» **Data extracted from a collection**
_ _ _
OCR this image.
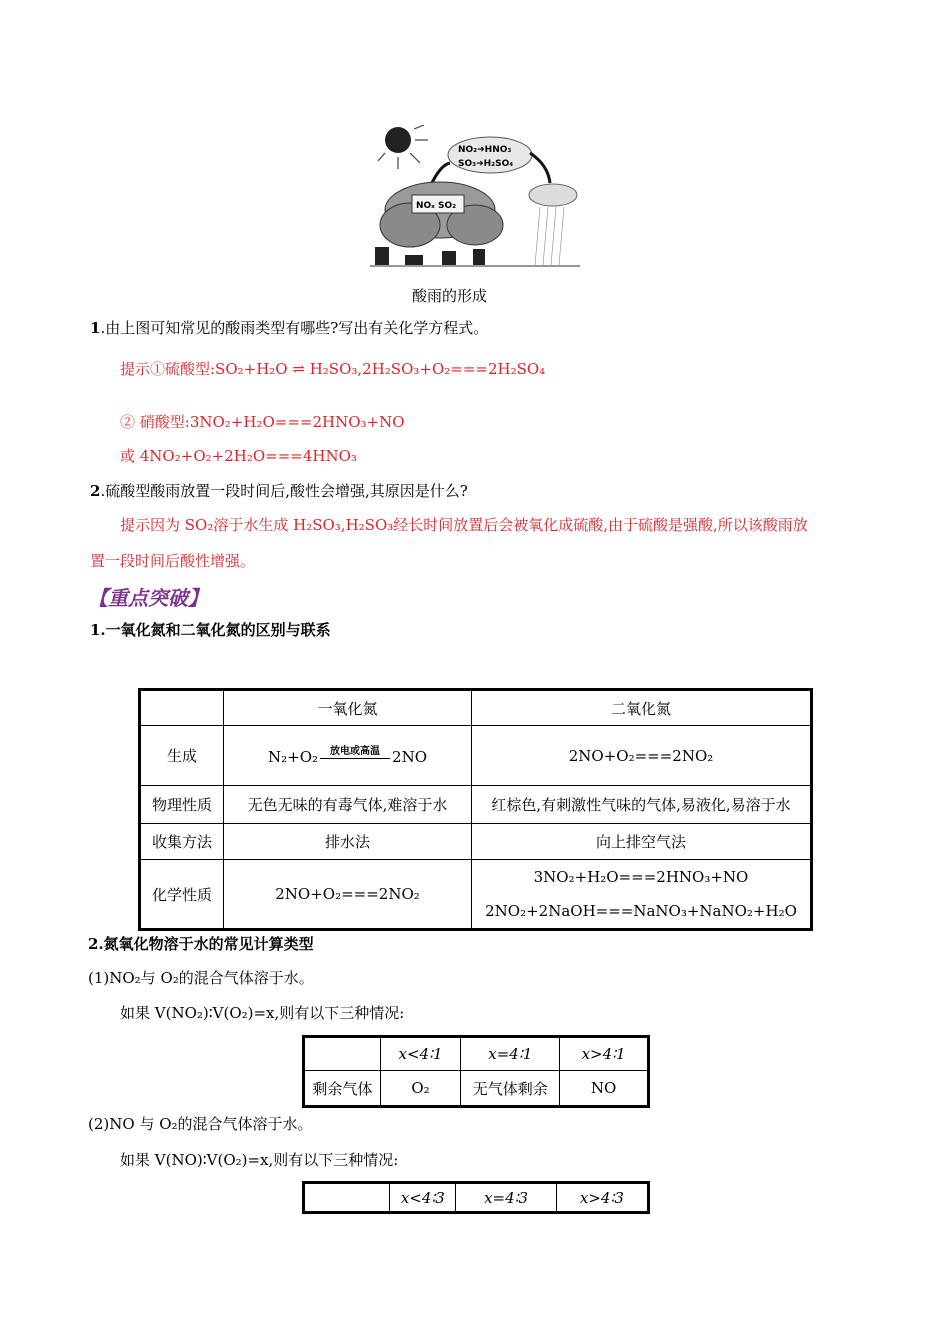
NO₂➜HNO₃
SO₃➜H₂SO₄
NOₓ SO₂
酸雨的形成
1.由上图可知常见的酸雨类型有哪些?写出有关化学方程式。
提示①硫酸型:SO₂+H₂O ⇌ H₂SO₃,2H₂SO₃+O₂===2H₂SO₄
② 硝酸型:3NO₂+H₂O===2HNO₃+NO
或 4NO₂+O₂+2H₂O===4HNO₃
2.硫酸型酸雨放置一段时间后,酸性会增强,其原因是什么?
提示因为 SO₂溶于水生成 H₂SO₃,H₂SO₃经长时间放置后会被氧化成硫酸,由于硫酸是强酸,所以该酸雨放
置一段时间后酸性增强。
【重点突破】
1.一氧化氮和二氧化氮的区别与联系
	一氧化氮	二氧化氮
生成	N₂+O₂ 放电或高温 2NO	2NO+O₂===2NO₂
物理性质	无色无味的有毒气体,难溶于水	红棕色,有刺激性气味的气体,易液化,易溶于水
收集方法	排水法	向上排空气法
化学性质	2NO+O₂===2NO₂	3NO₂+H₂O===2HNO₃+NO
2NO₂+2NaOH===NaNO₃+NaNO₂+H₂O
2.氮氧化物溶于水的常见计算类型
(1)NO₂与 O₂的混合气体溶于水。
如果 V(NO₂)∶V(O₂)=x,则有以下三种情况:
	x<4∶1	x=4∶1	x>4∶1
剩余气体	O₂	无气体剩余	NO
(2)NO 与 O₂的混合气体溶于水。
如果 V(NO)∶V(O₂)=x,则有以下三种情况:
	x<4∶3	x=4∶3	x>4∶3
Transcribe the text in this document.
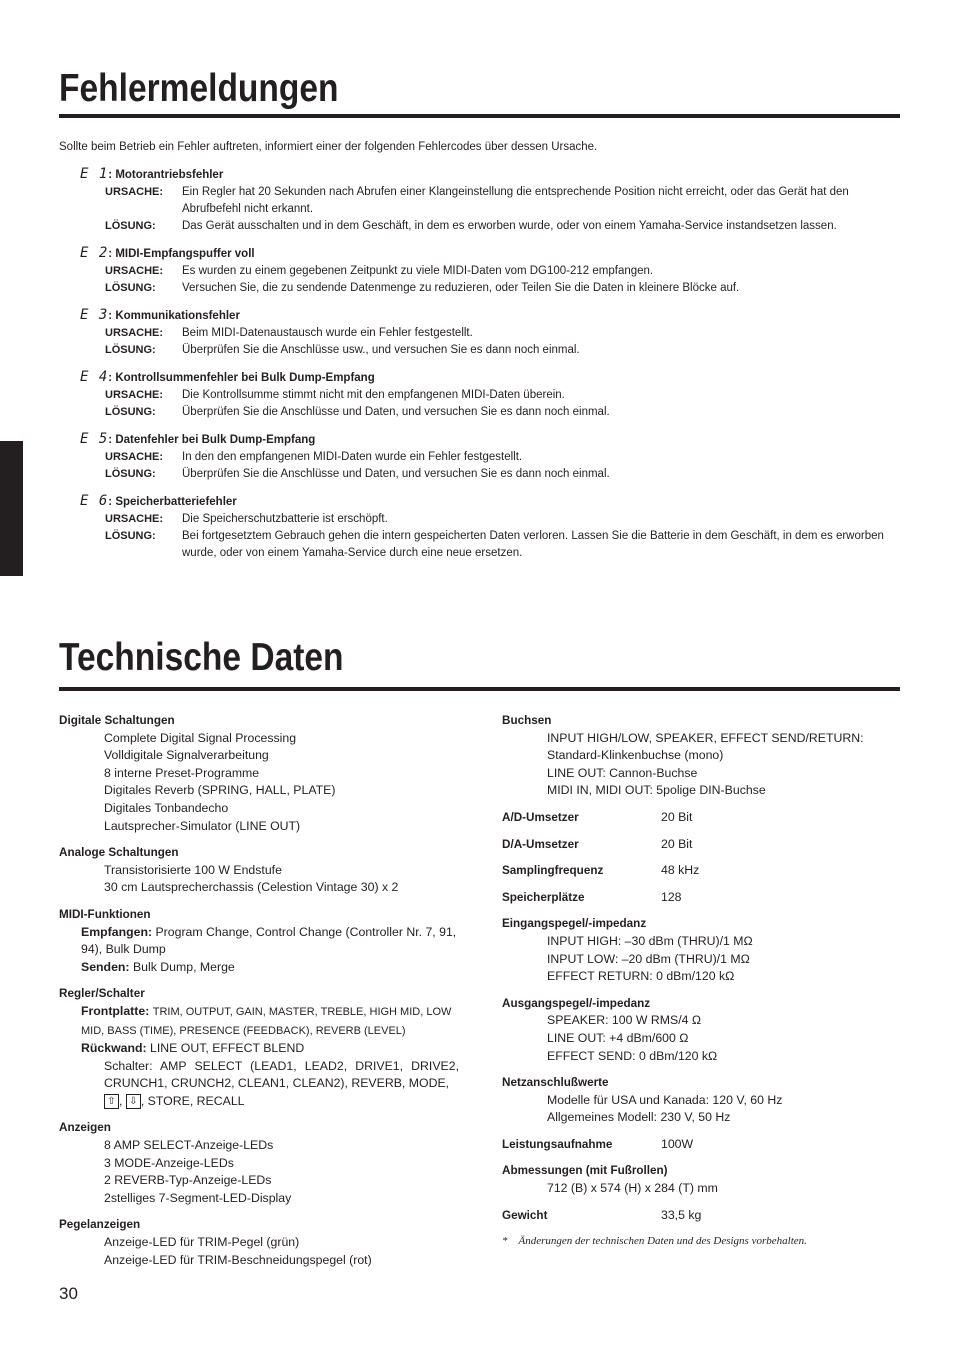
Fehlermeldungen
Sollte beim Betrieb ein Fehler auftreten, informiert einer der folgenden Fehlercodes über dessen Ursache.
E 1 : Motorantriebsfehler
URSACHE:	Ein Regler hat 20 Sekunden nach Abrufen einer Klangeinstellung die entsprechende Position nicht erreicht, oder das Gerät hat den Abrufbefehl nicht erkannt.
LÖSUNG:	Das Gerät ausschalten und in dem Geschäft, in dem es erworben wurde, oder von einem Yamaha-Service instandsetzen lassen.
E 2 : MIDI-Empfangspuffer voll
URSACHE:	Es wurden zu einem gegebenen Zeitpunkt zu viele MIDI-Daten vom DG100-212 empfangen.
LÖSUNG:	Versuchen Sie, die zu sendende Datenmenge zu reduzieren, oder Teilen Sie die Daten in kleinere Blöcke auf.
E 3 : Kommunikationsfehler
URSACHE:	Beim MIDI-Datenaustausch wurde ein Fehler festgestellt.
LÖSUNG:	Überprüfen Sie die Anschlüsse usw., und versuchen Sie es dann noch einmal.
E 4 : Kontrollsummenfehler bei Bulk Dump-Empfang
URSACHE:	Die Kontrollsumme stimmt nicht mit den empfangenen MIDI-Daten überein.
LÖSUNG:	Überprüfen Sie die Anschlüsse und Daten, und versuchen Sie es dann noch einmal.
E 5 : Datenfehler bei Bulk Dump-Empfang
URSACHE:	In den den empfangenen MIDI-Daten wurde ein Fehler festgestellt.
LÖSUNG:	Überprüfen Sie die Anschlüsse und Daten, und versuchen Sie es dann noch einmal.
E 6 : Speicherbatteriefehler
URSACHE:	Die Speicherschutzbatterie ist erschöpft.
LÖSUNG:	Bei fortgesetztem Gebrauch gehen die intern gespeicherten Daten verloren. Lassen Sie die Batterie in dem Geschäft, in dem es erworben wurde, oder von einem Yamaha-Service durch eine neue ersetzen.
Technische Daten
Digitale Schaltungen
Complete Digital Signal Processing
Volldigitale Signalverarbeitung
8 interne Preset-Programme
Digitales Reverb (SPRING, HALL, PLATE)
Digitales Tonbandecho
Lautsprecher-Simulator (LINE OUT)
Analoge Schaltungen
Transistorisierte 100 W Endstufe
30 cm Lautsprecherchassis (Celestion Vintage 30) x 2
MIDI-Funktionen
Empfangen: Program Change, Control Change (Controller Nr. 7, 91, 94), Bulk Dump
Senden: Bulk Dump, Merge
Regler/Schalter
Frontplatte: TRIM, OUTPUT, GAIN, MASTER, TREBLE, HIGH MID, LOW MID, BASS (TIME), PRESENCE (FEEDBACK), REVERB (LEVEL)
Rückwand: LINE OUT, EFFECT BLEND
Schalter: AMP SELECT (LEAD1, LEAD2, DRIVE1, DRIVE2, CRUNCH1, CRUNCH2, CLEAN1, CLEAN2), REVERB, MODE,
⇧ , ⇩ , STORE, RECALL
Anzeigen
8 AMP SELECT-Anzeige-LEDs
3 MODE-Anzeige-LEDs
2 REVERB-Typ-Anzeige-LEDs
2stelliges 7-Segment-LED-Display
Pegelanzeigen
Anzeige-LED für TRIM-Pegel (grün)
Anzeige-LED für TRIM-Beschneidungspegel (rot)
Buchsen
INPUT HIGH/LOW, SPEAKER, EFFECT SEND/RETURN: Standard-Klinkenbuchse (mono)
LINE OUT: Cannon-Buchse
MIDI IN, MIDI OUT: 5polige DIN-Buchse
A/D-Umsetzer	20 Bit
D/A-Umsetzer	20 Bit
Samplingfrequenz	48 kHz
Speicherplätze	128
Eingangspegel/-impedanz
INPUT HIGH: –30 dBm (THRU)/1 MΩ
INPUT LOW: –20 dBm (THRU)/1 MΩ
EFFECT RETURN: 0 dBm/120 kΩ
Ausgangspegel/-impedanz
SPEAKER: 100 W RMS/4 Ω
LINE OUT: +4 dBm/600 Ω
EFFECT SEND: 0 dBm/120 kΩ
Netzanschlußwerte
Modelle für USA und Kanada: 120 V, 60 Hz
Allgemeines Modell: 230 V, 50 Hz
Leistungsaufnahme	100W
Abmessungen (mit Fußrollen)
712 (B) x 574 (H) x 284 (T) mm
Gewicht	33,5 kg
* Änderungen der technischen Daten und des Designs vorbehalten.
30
_ _ _
» **Exercise prompt**
Give back each entry exactly as it appears, with no pictures.

» **Reply**
OCR this image.
NO₂➜HNO₃
SO₃➜H₂SO₄
NOₓ SO₂
酸雨的形成
1.由上图可知常见的酸雨类型有哪些?写出有关化学方程式。
提示①硫酸型:SO₂+H₂O ⇌ H₂SO₃,2H₂SO₃+O₂===2H₂SO₄
② 硝酸型:3NO₂+H₂O===2HNO₃+NO
或 4NO₂+O₂+2H₂O===4HNO₃
2.硫酸型酸雨放置一段时间后,酸性会增强,其原因是什么?
提示因为 SO₂溶于水生成 H₂SO₃,H₂SO₃经长时间放置后会被氧化成硫酸,由于硫酸是强酸,所以该酸雨放
置一段时间后酸性增强。
【重点突破】
1.一氧化氮和二氧化氮的区别与联系
	一氧化氮	二氧化氮
生成	N₂+O₂ 放电或高温 2NO	2NO+O₂===2NO₂
物理性质	无色无味的有毒气体,难溶于水	红棕色,有刺激性气味的气体,易液化,易溶于水
收集方法	排水法	向上排空气法
化学性质	2NO+O₂===2NO₂	3NO₂+H₂O===2HNO₃+NO
2NO₂+2NaOH===NaNO₃+NaNO₂+H₂O
2.氮氧化物溶于水的常见计算类型
(1)NO₂与 O₂的混合气体溶于水。
如果 V(NO₂)∶V(O₂)=x,则有以下三种情况:
	x<4∶1	x=4∶1	x>4∶1
剩余气体	O₂	无气体剩余	NO
(2)NO 与 O₂的混合气体溶于水。
如果 V(NO)∶V(O₂)=x,则有以下三种情况:
	x<4∶3	x=4∶3	x>4∶3
Transcribe the text in this document.
Fehlermeldungen
Sollte beim Betrieb ein Fehler auftreten, informiert einer der folgenden Fehlercodes über dessen Ursache.
E 1 : Motorantriebsfehler
URSACHE:	Ein Regler hat 20 Sekunden nach Abrufen einer Klangeinstellung die entsprechende Position nicht erreicht, oder das Gerät hat den Abrufbefehl nicht erkannt.
LÖSUNG:	Das Gerät ausschalten und in dem Geschäft, in dem es erworben wurde, oder von einem Yamaha-Service instandsetzen lassen.
E 2 : MIDI-Empfangspuffer voll
URSACHE:	Es wurden zu einem gegebenen Zeitpunkt zu viele MIDI-Daten vom DG100-212 empfangen.
LÖSUNG:	Versuchen Sie, die zu sendende Datenmenge zu reduzieren, oder Teilen Sie die Daten in kleinere Blöcke auf.
E 3 : Kommunikationsfehler
URSACHE:	Beim MIDI-Datenaustausch wurde ein Fehler festgestellt.
LÖSUNG:	Überprüfen Sie die Anschlüsse usw., und versuchen Sie es dann noch einmal.
E 4 : Kontrollsummenfehler bei Bulk Dump-Empfang
URSACHE:	Die Kontrollsumme stimmt nicht mit den empfangenen MIDI-Daten überein.
LÖSUNG:	Überprüfen Sie die Anschlüsse und Daten, und versuchen Sie es dann noch einmal.
E 5 : Datenfehler bei Bulk Dump-Empfang
URSACHE:	In den den empfangenen MIDI-Daten wurde ein Fehler festgestellt.
LÖSUNG:	Überprüfen Sie die Anschlüsse und Daten, und versuchen Sie es dann noch einmal.
E 6 : Speicherbatteriefehler
URSACHE:	Die Speicherschutzbatterie ist erschöpft.
LÖSUNG:	Bei fortgesetztem Gebrauch gehen die intern gespeicherten Daten verloren. Lassen Sie die Batterie in dem Geschäft, in dem es erworben wurde, oder von einem Yamaha-Service durch eine neue ersetzen.
Technische Daten
Digitale Schaltungen
Complete Digital Signal Processing
Volldigitale Signalverarbeitung
8 interne Preset-Programme
Digitales Reverb (SPRING, HALL, PLATE)
Digitales Tonbandecho
Lautsprecher-Simulator (LINE OUT)
Analoge Schaltungen
Transistorisierte 100 W Endstufe
30 cm Lautsprecherchassis (Celestion Vintage 30) x 2
MIDI-Funktionen
Empfangen: Program Change, Control Change (Controller Nr. 7, 91, 94), Bulk Dump
Senden: Bulk Dump, Merge
Regler/Schalter
Frontplatte: TRIM, OUTPUT, GAIN, MASTER, TREBLE, HIGH MID, LOW MID, BASS (TIME), PRESENCE (FEEDBACK), REVERB (LEVEL)
Rückwand: LINE OUT, EFFECT BLEND
Schalter: AMP SELECT (LEAD1, LEAD2, DRIVE1, DRIVE2, CRUNCH1, CRUNCH2, CLEAN1, CLEAN2), REVERB, MODE,
⇧ , ⇩ , STORE, RECALL
Anzeigen
8 AMP SELECT-Anzeige-LEDs
3 MODE-Anzeige-LEDs
2 REVERB-Typ-Anzeige-LEDs
2stelliges 7-Segment-LED-Display
Pegelanzeigen
Anzeige-LED für TRIM-Pegel (grün)
Anzeige-LED für TRIM-Beschneidungspegel (rot)
Buchsen
INPUT HIGH/LOW, SPEAKER, EFFECT SEND/RETURN: Standard-Klinkenbuchse (mono)
LINE OUT: Cannon-Buchse
MIDI IN, MIDI OUT: 5polige DIN-Buchse
A/D-Umsetzer	20 Bit
D/A-Umsetzer	20 Bit
Samplingfrequenz	48 kHz
Speicherplätze	128
Eingangspegel/-impedanz
INPUT HIGH: –30 dBm (THRU)/1 MΩ
INPUT LOW: –20 dBm (THRU)/1 MΩ
EFFECT RETURN: 0 dBm/120 kΩ
Ausgangspegel/-impedanz
SPEAKER: 100 W RMS/4 Ω
LINE OUT: +4 dBm/600 Ω
EFFECT SEND: 0 dBm/120 kΩ
Netzanschlußwerte
Modelle für USA und Kanada: 120 V, 60 Hz
Allgemeines Modell: 230 V, 50 Hz
Leistungsaufnahme	100W
Abmessungen (mit Fußrollen)
712 (B) x 574 (H) x 284 (T) mm
Gewicht	33,5 kg
* Änderungen der technischen Daten und des Designs vorbehalten.
30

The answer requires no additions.